> Material for this exercise
= = = = =

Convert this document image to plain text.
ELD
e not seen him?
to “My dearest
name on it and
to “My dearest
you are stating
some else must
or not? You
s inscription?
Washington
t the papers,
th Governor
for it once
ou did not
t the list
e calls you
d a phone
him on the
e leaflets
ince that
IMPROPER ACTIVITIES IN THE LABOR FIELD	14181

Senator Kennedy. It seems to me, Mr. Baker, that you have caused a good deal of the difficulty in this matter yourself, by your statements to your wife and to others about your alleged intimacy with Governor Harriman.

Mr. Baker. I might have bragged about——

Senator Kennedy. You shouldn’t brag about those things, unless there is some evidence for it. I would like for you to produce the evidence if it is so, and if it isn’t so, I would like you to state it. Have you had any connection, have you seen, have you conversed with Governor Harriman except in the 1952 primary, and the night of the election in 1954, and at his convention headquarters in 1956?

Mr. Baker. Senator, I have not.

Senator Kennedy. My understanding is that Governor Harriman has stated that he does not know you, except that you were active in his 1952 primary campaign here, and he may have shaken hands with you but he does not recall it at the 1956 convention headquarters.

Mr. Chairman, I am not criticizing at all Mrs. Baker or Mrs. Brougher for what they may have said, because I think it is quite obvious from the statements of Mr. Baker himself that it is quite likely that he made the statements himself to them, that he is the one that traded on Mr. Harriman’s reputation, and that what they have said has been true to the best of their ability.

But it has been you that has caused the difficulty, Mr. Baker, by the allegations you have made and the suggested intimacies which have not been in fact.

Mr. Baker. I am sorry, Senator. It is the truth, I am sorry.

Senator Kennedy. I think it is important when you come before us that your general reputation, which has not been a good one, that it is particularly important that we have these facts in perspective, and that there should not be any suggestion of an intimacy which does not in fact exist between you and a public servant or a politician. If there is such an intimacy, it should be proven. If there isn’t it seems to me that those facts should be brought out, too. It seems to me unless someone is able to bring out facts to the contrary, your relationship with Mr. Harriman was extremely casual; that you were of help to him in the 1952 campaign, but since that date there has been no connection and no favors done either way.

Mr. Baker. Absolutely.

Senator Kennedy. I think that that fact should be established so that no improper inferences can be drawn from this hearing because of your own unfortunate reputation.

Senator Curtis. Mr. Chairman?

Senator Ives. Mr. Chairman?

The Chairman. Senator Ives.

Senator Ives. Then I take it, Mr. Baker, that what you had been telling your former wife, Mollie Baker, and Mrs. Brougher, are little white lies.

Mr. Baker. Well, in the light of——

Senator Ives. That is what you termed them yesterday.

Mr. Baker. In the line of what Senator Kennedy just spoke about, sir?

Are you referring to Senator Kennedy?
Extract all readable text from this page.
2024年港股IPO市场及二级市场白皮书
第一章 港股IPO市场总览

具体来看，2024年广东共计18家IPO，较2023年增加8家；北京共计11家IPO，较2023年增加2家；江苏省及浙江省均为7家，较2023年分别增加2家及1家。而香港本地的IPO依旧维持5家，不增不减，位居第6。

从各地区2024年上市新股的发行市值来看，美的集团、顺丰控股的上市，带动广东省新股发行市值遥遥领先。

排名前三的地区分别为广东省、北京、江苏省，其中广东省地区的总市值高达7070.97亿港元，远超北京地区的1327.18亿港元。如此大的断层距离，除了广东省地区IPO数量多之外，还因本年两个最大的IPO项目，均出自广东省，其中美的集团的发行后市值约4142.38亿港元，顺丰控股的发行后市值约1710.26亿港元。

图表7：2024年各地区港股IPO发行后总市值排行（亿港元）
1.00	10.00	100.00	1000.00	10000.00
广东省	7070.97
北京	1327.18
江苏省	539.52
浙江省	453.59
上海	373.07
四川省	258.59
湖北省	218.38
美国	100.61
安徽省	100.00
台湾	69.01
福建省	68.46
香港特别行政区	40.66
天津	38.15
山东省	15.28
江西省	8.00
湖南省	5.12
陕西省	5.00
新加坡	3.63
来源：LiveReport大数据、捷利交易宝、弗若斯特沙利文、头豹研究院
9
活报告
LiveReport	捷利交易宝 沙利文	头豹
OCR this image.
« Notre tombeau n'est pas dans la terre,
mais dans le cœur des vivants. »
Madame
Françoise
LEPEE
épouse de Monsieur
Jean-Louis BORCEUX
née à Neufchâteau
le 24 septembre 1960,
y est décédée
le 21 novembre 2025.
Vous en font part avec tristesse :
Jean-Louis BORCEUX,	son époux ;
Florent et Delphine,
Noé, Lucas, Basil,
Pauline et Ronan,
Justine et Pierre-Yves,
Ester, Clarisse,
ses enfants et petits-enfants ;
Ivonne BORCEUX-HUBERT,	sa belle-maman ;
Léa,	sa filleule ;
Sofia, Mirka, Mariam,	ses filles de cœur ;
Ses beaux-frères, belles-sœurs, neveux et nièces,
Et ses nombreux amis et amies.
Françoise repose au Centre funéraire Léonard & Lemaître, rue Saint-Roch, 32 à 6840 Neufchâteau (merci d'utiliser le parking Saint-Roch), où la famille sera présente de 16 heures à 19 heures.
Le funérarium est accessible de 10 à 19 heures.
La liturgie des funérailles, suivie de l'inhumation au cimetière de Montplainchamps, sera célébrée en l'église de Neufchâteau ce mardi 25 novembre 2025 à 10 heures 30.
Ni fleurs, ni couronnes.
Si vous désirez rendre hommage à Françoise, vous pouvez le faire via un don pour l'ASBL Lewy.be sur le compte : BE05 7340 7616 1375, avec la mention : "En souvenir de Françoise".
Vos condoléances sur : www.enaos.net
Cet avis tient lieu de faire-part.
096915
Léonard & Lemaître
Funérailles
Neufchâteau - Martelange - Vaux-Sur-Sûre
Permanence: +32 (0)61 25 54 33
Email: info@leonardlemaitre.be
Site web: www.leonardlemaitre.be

= = = = =

> What you will do
Using the exact wording, write out all of the records.

> Exercise answer
Convert this document image to plain text.
ELD
e not seen him?
to “My dearest
name on it and
to “My dearest
you are stating
some else must
or not? You
s inscription?
Washington
t the papers,
th Governor
for it once
ou did not
t the list
e calls you
d a phone
him on the
e leaflets
ince that
IMPROPER ACTIVITIES IN THE LABOR FIELD	14181

Senator Kennedy. It seems to me, Mr. Baker, that you have caused a good deal of the difficulty in this matter yourself, by your statements to your wife and to others about your alleged intimacy with Governor Harriman.

Mr. Baker. I might have bragged about——

Senator Kennedy. You shouldn’t brag about those things, unless there is some evidence for it. I would like for you to produce the evidence if it is so, and if it isn’t so, I would like you to state it. Have you had any connection, have you seen, have you conversed with Governor Harriman except in the 1952 primary, and the night of the election in 1954, and at his convention headquarters in 1956?

Mr. Baker. Senator, I have not.

Senator Kennedy. My understanding is that Governor Harriman has stated that he does not know you, except that you were active in his 1952 primary campaign here, and he may have shaken hands with you but he does not recall it at the 1956 convention headquarters.

Mr. Chairman, I am not criticizing at all Mrs. Baker or Mrs. Brougher for what they may have said, because I think it is quite obvious from the statements of Mr. Baker himself that it is quite likely that he made the statements himself to them, that he is the one that traded on Mr. Harriman’s reputation, and that what they have said has been true to the best of their ability.

But it has been you that has caused the difficulty, Mr. Baker, by the allegations you have made and the suggested intimacies which have not been in fact.

Mr. Baker. I am sorry, Senator. It is the truth, I am sorry.

Senator Kennedy. I think it is important when you come before us that your general reputation, which has not been a good one, that it is particularly important that we have these facts in perspective, and that there should not be any suggestion of an intimacy which does not in fact exist between you and a public servant or a politician. If there is such an intimacy, it should be proven. If there isn’t it seems to me that those facts should be brought out, too. It seems to me unless someone is able to bring out facts to the contrary, your relationship with Mr. Harriman was extremely casual; that you were of help to him in the 1952 campaign, but since that date there has been no connection and no favors done either way.

Mr. Baker. Absolutely.

Senator Kennedy. I think that that fact should be established so that no improper inferences can be drawn from this hearing because of your own unfortunate reputation.

Senator Curtis. Mr. Chairman?

Senator Ives. Mr. Chairman?

The Chairman. Senator Ives.

Senator Ives. Then I take it, Mr. Baker, that what you had been telling your former wife, Mollie Baker, and Mrs. Brougher, are little white lies.

Mr. Baker. Well, in the light of——

Senator Ives. That is what you termed them yesterday.

Mr. Baker. In the line of what Senator Kennedy just spoke about, sir?

Are you referring to Senator Kennedy?
Extract all readable text from this page.
2024年港股IPO市场及二级市场白皮书
第一章 港股IPO市场总览

具体来看，2024年广东共计18家IPO，较2023年增加8家；北京共计11家IPO，较2023年增加2家；江苏省及浙江省均为7家，较2023年分别增加2家及1家。而香港本地的IPO依旧维持5家，不增不减，位居第6。

从各地区2024年上市新股的发行市值来看，美的集团、顺丰控股的上市，带动广东省新股发行市值遥遥领先。

排名前三的地区分别为广东省、北京、江苏省，其中广东省地区的总市值高达7070.97亿港元，远超北京地区的1327.18亿港元。如此大的断层距离，除了广东省地区IPO数量多之外，还因本年两个最大的IPO项目，均出自广东省，其中美的集团的发行后市值约4142.38亿港元，顺丰控股的发行后市值约1710.26亿港元。

图表7：2024年各地区港股IPO发行后总市值排行（亿港元）
1.00	10.00	100.00	1000.00	10000.00
广东省	7070.97
北京	1327.18
江苏省	539.52
浙江省	453.59
上海	373.07
四川省	258.59
湖北省	218.38
美国	100.61
安徽省	100.00
台湾	69.01
福建省	68.46
香港特别行政区	40.66
天津	38.15
山东省	15.28
江西省	8.00
湖南省	5.12
陕西省	5.00
新加坡	3.63
来源：LiveReport大数据、捷利交易宝、弗若斯特沙利文、头豹研究院
9
活报告
LiveReport	捷利交易宝 沙利文	头豹
OCR this image.
« Notre tombeau n'est pas dans la terre,
mais dans le cœur des vivants. »
Madame
Françoise
LEPEE
épouse de Monsieur
Jean-Louis BORCEUX
née à Neufchâteau
le 24 septembre 1960,
y est décédée
le 21 novembre 2025.
Vous en font part avec tristesse :
Jean-Louis BORCEUX,	son époux ;
Florent et Delphine,
Noé, Lucas, Basil,
Pauline et Ronan,
Justine et Pierre-Yves,
Ester, Clarisse,
ses enfants et petits-enfants ;
Ivonne BORCEUX-HUBERT,	sa belle-maman ;
Léa,	sa filleule ;
Sofia, Mirka, Mariam,	ses filles de cœur ;
Ses beaux-frères, belles-sœurs, neveux et nièces,
Et ses nombreux amis et amies.
Françoise repose au Centre funéraire Léonard & Lemaître, rue Saint-Roch, 32 à 6840 Neufchâteau (merci d'utiliser le parking Saint-Roch), où la famille sera présente de 16 heures à 19 heures.
Le funérarium est accessible de 10 à 19 heures.
La liturgie des funérailles, suivie de l'inhumation au cimetière de Montplainchamps, sera célébrée en l'église de Neufchâteau ce mardi 25 novembre 2025 à 10 heures 30.
Ni fleurs, ni couronnes.
Si vous désirez rendre hommage à Françoise, vous pouvez le faire via un don pour l'ASBL Lewy.be sur le compte : BE05 7340 7616 1375, avec la mention : "En souvenir de Françoise".
Vos condoléances sur : www.enaos.net
Cet avis tient lieu de faire-part.
096915
Léonard & Lemaître
Funérailles
Neufchâteau - Martelange - Vaux-Sur-Sûre
Permanence: +32 (0)61 25 54 33
Email: info@leonardlemaitre.be
Site web: www.leonardlemaitre.be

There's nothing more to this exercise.